**RAW RECORDS**:
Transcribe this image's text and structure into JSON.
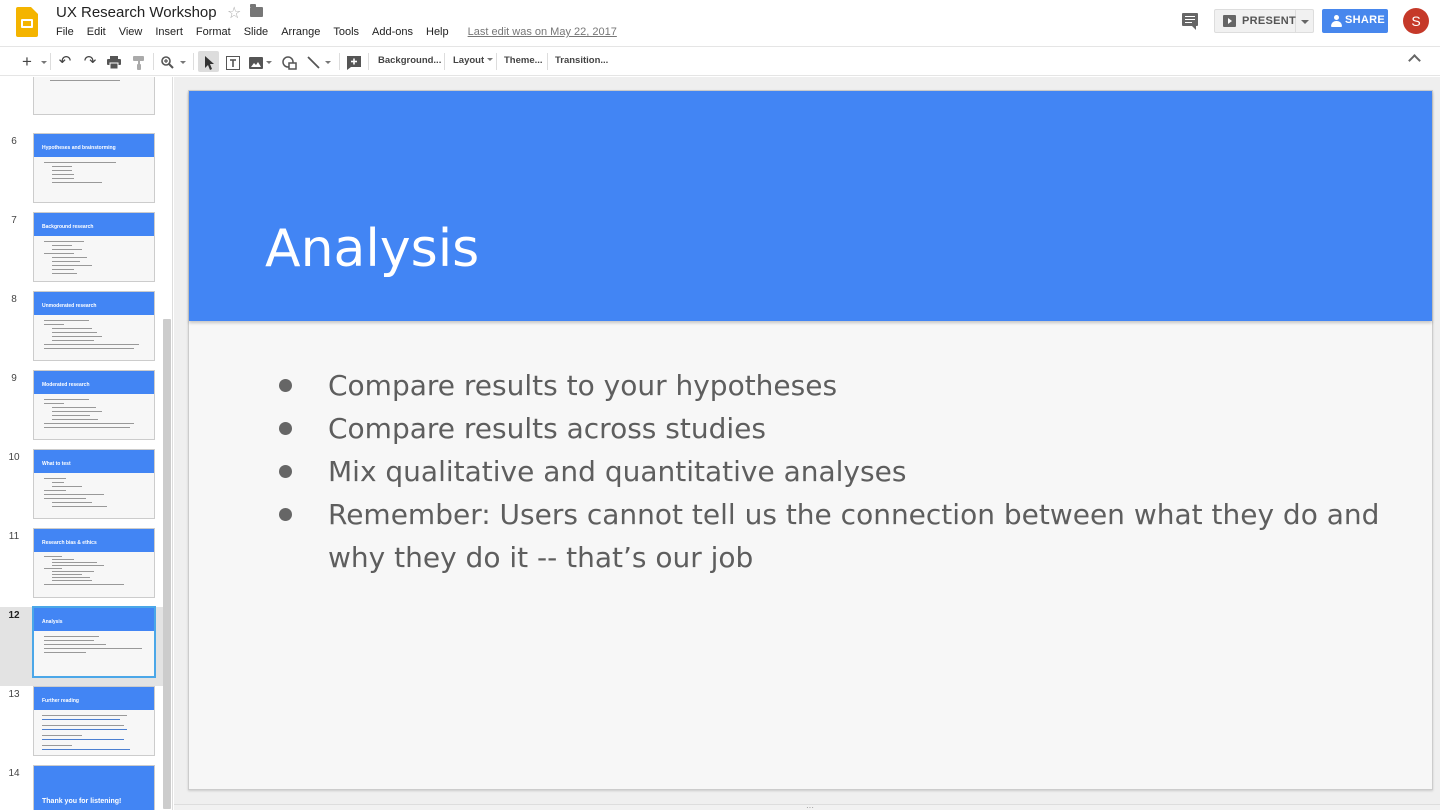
{
  "header": {
    "doc_title": "UX Research Workshop",
    "menus": [
      "File",
      "Edit",
      "View",
      "Insert",
      "Format",
      "Slide",
      "Arrange",
      "Tools",
      "Add-ons",
      "Help"
    ],
    "last_edit": "Last edit was on May 22, 2017",
    "present_label": "PRESENT",
    "share_label": "SHARE",
    "avatar_initial": "S",
    "accent_color": "#4285f4",
    "share_color": "#4787ed",
    "avatar_color": "#c53929"
  },
  "toolbar": {
    "background_label": "Background...",
    "layout_label": "Layout",
    "theme_label": "Theme...",
    "transition_label": "Transition...",
    "icons": [
      "new-slide-icon",
      "undo-icon",
      "redo-icon",
      "print-icon",
      "paint-format-icon",
      "zoom-icon",
      "select-icon",
      "text-box-icon",
      "image-icon",
      "shape-icon",
      "line-icon",
      "comment-add-icon",
      "collapse-icon"
    ]
  },
  "filmstrip": {
    "slides": [
      {
        "number": "6",
        "title": "Hypotheses and brainstorming"
      },
      {
        "number": "7",
        "title": "Background research"
      },
      {
        "number": "8",
        "title": "Unmoderated research"
      },
      {
        "number": "9",
        "title": "Moderated research"
      },
      {
        "number": "10",
        "title": "What to test"
      },
      {
        "number": "11",
        "title": "Research bias & ethics"
      },
      {
        "number": "12",
        "title": "Analysis"
      },
      {
        "number": "13",
        "title": "Further reading"
      },
      {
        "number": "14",
        "title": "Thank you for listening!"
      }
    ],
    "current_slide": "12"
  },
  "slide": {
    "title": "Analysis",
    "bullets": [
      "Compare results to your hypotheses",
      "Compare results across studies",
      "Mix qualitative and quantitative analyses",
      "Remember: Users cannot tell us the connection between what they do and why they do it -- that’s our job"
    ]
  }
}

**INSTRUCTIONS TO FOLLOW**:
Quote everything in the listing above exactly; pictures are the only thing to omit.

**EXERCISE OUTPUT**:
Transcribe this image's text and structure into JSON.
{
  "header": {
    "doc_title": "UX Research Workshop",
    "menus": [
      "File",
      "Edit",
      "View",
      "Insert",
      "Format",
      "Slide",
      "Arrange",
      "Tools",
      "Add-ons",
      "Help"
    ],
    "last_edit": "Last edit was on May 22, 2017",
    "present_label": "PRESENT",
    "share_label": "SHARE",
    "avatar_initial": "S",
    "accent_color": "#4285f4",
    "share_color": "#4787ed",
    "avatar_color": "#c53929"
  },
  "toolbar": {
    "background_label": "Background...",
    "layout_label": "Layout",
    "theme_label": "Theme...",
    "transition_label": "Transition...",
    "icons": [
      "new-slide-icon",
      "undo-icon",
      "redo-icon",
      "print-icon",
      "paint-format-icon",
      "zoom-icon",
      "select-icon",
      "text-box-icon",
      "image-icon",
      "shape-icon",
      "line-icon",
      "comment-add-icon",
      "collapse-icon"
    ]
  },
  "filmstrip": {
    "slides": [
      {
        "number": "6",
        "title": "Hypotheses and brainstorming"
      },
      {
        "number": "7",
        "title": "Background research"
      },
      {
        "number": "8",
        "title": "Unmoderated research"
      },
      {
        "number": "9",
        "title": "Moderated research"
      },
      {
        "number": "10",
        "title": "What to test"
      },
      {
        "number": "11",
        "title": "Research bias & ethics"
      },
      {
        "number": "12",
        "title": "Analysis"
      },
      {
        "number": "13",
        "title": "Further reading"
      },
      {
        "number": "14",
        "title": "Thank you for listening!"
      }
    ],
    "current_slide": "12"
  },
  "slide": {
    "title": "Analysis",
    "bullets": [
      "Compare results to your hypotheses",
      "Compare results across studies",
      "Mix qualitative and quantitative analyses",
      "Remember: Users cannot tell us the connection between what they do and why they do it -- that’s our job"
    ]
  }
}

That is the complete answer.